## Written problem
Copy each line that holds "партии".

## Records to process
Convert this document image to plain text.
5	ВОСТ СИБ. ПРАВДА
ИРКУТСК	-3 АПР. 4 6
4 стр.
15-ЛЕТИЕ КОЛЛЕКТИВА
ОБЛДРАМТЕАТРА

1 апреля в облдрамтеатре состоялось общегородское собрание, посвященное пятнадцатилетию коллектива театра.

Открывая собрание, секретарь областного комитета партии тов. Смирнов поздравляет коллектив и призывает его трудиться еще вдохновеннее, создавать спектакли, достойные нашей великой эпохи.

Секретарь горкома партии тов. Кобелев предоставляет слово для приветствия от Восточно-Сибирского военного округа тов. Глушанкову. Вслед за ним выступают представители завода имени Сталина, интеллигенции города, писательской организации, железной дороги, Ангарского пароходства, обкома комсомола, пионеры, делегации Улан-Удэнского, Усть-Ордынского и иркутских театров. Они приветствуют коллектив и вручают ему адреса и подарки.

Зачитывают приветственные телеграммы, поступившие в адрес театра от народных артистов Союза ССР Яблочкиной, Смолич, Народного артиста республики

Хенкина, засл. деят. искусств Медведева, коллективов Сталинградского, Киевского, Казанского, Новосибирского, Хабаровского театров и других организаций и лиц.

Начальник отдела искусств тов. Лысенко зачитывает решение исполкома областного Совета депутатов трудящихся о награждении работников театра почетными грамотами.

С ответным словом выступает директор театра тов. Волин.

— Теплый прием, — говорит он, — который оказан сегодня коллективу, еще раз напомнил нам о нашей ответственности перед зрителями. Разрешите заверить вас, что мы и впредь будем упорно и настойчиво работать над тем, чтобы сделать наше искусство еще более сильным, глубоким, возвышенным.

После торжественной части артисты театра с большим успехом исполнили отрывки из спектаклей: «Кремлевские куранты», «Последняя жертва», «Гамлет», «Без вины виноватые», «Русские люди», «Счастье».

## Answer to this exercise
Открывая собрание, секретарь областного комитета партии тов. Смирнов поздравляет коллектив и призывает его трудиться еще вдохновеннее, создавать спектакли, достойные нашей великой эпохи.
Секретарь горкома партии тов. Кобелев предоставляет слово для приветствия от Восточно-Сибирского военного округа тов. Глушанкову. Вслед за ним выступают представители завода имени Сталина, интеллигенции города, писательской организации, железной дороги, Ангарского пароходства, обкома комсомола, пионеры, делегации Улан-Удэнского, Усть-Ордынского и иркутских театров. Они приветствуют коллектив и вручают ему адреса и подарки.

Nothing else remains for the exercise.